**MATERIAL PROVIDED**
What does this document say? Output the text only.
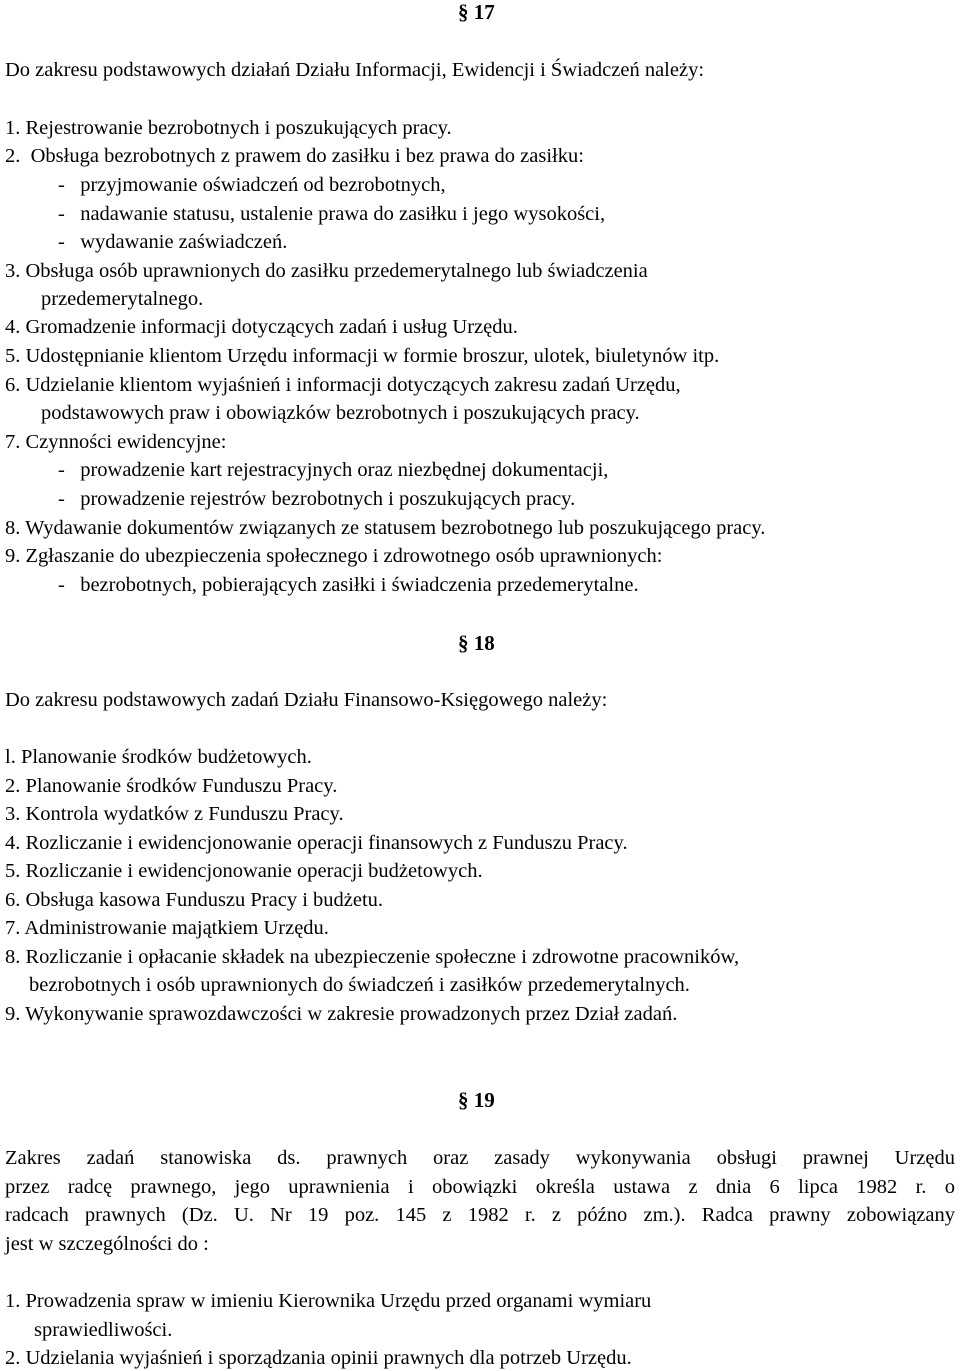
§ 17
Do zakresu podstawowych działań Działu Informacji, Ewidencji i Świadczeń należy:
1. Rejestrowanie bezrobotnych i poszukujących pracy.
2.  Obsługa bezrobotnych z prawem do zasiłku i bez prawa do zasiłku:
-   przyjmowanie oświadczeń od bezrobotnych,
-   nadawanie statusu, ustalenie prawa do zasiłku i jego wysokości,
-   wydawanie zaświadczeń.
3. Obsługa osób uprawnionych do zasiłku przedemerytalnego lub świadczenia
przedemerytalnego.
4. Gromadzenie informacji dotyczących zadań i usług Urzędu.
5. Udostępnianie klientom Urzędu informacji w formie broszur, ulotek, biuletynów itp.
6. Udzielanie klientom wyjaśnień i informacji dotyczących zakresu zadań Urzędu,
podstawowych praw i obowiązków bezrobotnych i poszukujących pracy.
7. Czynności ewidencyjne:
-   prowadzenie kart rejestracyjnych oraz niezbędnej dokumentacji,
-   prowadzenie rejestrów bezrobotnych i poszukujących pracy.
8. Wydawanie dokumentów związanych ze statusem bezrobotnego lub poszukującego pracy.
9. Zgłaszanie do ubezpieczenia społecznego i zdrowotnego osób uprawnionych:
-   bezrobotnych, pobierających zasiłki i świadczenia przedemerytalne.
§ 18
Do zakresu podstawowych zadań Działu Finansowo-Księgowego należy:
l. Planowanie środków budżetowych.
2. Planowanie środków Funduszu Pracy.
3. Kontrola wydatków z Funduszu Pracy.
4. Rozliczanie i ewidencjonowanie operacji finansowych z Funduszu Pracy.
5. Rozliczanie i ewidencjonowanie operacji budżetowych.
6. Obsługa kasowa Funduszu Pracy i budżetu.
7. Administrowanie majątkiem Urzędu.
8. Rozliczanie i opłacanie składek na ubezpieczenie społeczne i zdrowotne pracowników,
bezrobotnych i osób uprawnionych do świadczeń i zasiłków przedemerytalnych.
9. Wykonywanie sprawozdawczości w zakresie prowadzonych przez Dział zadań.
§ 19
Zakres zadań stanowiska ds. prawnych oraz zasady wykonywania obsługi prawnej Urzędu
przez radcę prawnego, jego uprawnienia i obowiązki określa ustawa z dnia 6 lipca 1982 r. o
radcach prawnych (Dz. U. Nr 19 poz. 145 z 1982 r. z późno zm.). Radca prawny zobowiązany
jest w szczególności do :
1. Prowadzenia spraw w imieniu Kierownika Urzędu przed organami wymiaru
sprawiedliwości.
2. Udzielania wyjaśnień i sporządzania opinii prawnych dla potrzeb Urzędu.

**EXERCISE**
Reproduce the material word for word. Any pictures should be left out of the copy.

**WORKED ANSWER**
What does this document say? Output the text only.
§ 17
Do zakresu podstawowych działań Działu Informacji, Ewidencji i Świadczeń należy:
1. Rejestrowanie bezrobotnych i poszukujących pracy.
2.  Obsługa bezrobotnych z prawem do zasiłku i bez prawa do zasiłku:
-   przyjmowanie oświadczeń od bezrobotnych,
-   nadawanie statusu, ustalenie prawa do zasiłku i jego wysokości,
-   wydawanie zaświadczeń.
3. Obsługa osób uprawnionych do zasiłku przedemerytalnego lub świadczenia
przedemerytalnego.
4. Gromadzenie informacji dotyczących zadań i usług Urzędu.
5. Udostępnianie klientom Urzędu informacji w formie broszur, ulotek, biuletynów itp.
6. Udzielanie klientom wyjaśnień i informacji dotyczących zakresu zadań Urzędu,
podstawowych praw i obowiązków bezrobotnych i poszukujących pracy.
7. Czynności ewidencyjne:
-   prowadzenie kart rejestracyjnych oraz niezbędnej dokumentacji,
-   prowadzenie rejestrów bezrobotnych i poszukujących pracy.
8. Wydawanie dokumentów związanych ze statusem bezrobotnego lub poszukującego pracy.
9. Zgłaszanie do ubezpieczenia społecznego i zdrowotnego osób uprawnionych:
-   bezrobotnych, pobierających zasiłki i świadczenia przedemerytalne.
§ 18
Do zakresu podstawowych zadań Działu Finansowo-Księgowego należy:
l. Planowanie środków budżetowych.
2. Planowanie środków Funduszu Pracy.
3. Kontrola wydatków z Funduszu Pracy.
4. Rozliczanie i ewidencjonowanie operacji finansowych z Funduszu Pracy.
5. Rozliczanie i ewidencjonowanie operacji budżetowych.
6. Obsługa kasowa Funduszu Pracy i budżetu.
7. Administrowanie majątkiem Urzędu.
8. Rozliczanie i opłacanie składek na ubezpieczenie społeczne i zdrowotne pracowników,
bezrobotnych i osób uprawnionych do świadczeń i zasiłków przedemerytalnych.
9. Wykonywanie sprawozdawczości w zakresie prowadzonych przez Dział zadań.
§ 19
Zakres zadań stanowiska ds. prawnych oraz zasady wykonywania obsługi prawnej Urzędu
przez radcę prawnego, jego uprawnienia i obowiązki określa ustawa z dnia 6 lipca 1982 r. o
radcach prawnych (Dz. U. Nr 19 poz. 145 z 1982 r. z późno zm.). Radca prawny zobowiązany
jest w szczególności do :
1. Prowadzenia spraw w imieniu Kierownika Urzędu przed organami wymiaru
sprawiedliwości.
2. Udzielania wyjaśnień i sporządzania opinii prawnych dla potrzeb Urzędu.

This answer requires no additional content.